* [Exercise description]: The data below is to be returned in full and exactly.

* [Dataset extract]:

## START

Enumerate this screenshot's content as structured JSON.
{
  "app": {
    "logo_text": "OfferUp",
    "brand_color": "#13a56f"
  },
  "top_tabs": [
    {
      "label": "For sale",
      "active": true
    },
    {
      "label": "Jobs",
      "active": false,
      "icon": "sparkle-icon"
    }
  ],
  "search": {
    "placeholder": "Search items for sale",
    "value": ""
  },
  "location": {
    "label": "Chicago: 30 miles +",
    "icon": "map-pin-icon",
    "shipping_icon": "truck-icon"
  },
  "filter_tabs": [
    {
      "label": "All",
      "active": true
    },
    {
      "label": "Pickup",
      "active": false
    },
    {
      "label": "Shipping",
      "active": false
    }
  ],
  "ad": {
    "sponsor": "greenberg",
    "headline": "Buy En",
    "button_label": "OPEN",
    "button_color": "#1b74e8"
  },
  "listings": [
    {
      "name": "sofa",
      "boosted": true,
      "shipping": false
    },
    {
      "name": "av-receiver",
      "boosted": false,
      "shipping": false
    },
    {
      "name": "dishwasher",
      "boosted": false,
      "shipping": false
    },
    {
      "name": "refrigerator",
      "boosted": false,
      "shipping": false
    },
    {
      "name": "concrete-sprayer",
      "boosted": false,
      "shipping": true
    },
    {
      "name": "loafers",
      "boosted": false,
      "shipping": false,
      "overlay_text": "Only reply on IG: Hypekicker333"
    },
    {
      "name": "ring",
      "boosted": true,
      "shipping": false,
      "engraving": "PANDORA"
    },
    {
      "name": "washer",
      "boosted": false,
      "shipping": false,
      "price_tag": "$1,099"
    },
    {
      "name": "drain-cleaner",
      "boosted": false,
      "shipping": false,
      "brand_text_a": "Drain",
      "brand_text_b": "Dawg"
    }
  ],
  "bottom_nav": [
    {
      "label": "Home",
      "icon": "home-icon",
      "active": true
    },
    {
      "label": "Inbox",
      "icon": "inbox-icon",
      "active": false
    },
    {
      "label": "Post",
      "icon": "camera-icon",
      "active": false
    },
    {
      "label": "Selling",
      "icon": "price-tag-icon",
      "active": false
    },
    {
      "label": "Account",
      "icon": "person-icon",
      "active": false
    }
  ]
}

## END

* [Final result]:
Enumerate this screenshot's content as structured JSON.
{
  "app": {
    "logo_text": "OfferUp",
    "brand_color": "#13a56f"
  },
  "top_tabs": [
    {
      "label": "For sale",
      "active": true
    },
    {
      "label": "Jobs",
      "active": false,
      "icon": "sparkle-icon"
    }
  ],
  "search": {
    "placeholder": "Search items for sale",
    "value": ""
  },
  "location": {
    "label": "Chicago: 30 miles +",
    "icon": "map-pin-icon",
    "shipping_icon": "truck-icon"
  },
  "filter_tabs": [
    {
      "label": "All",
      "active": true
    },
    {
      "label": "Pickup",
      "active": false
    },
    {
      "label": "Shipping",
      "active": false
    }
  ],
  "ad": {
    "sponsor": "greenberg",
    "headline": "Buy En",
    "button_label": "OPEN",
    "button_color": "#1b74e8"
  },
  "listings": [
    {
      "name": "sofa",
      "boosted": true,
      "shipping": false
    },
    {
      "name": "av-receiver",
      "boosted": false,
      "shipping": false
    },
    {
      "name": "dishwasher",
      "boosted": false,
      "shipping": false
    },
    {
      "name": "refrigerator",
      "boosted": false,
      "shipping": false
    },
    {
      "name": "concrete-sprayer",
      "boosted": false,
      "shipping": true
    },
    {
      "name": "loafers",
      "boosted": false,
      "shipping": false,
      "overlay_text": "Only reply on IG: Hypekicker333"
    },
    {
      "name": "ring",
      "boosted": true,
      "shipping": false,
      "engraving": "PANDORA"
    },
    {
      "name": "washer",
      "boosted": false,
      "shipping": false,
      "price_tag": "$1,099"
    },
    {
      "name": "drain-cleaner",
      "boosted": false,
      "shipping": false,
      "brand_text_a": "Drain",
      "brand_text_b": "Dawg"
    }
  ],
  "bottom_nav": [
    {
      "label": "Home",
      "icon": "home-icon",
      "active": true
    },
    {
      "label": "Inbox",
      "icon": "inbox-icon",
      "active": false
    },
    {
      "label": "Post",
      "icon": "camera-icon",
      "active": false
    },
    {
      "label": "Selling",
      "icon": "price-tag-icon",
      "active": false
    },
    {
      "label": "Account",
      "icon": "person-icon",
      "active": false
    }
  ]
}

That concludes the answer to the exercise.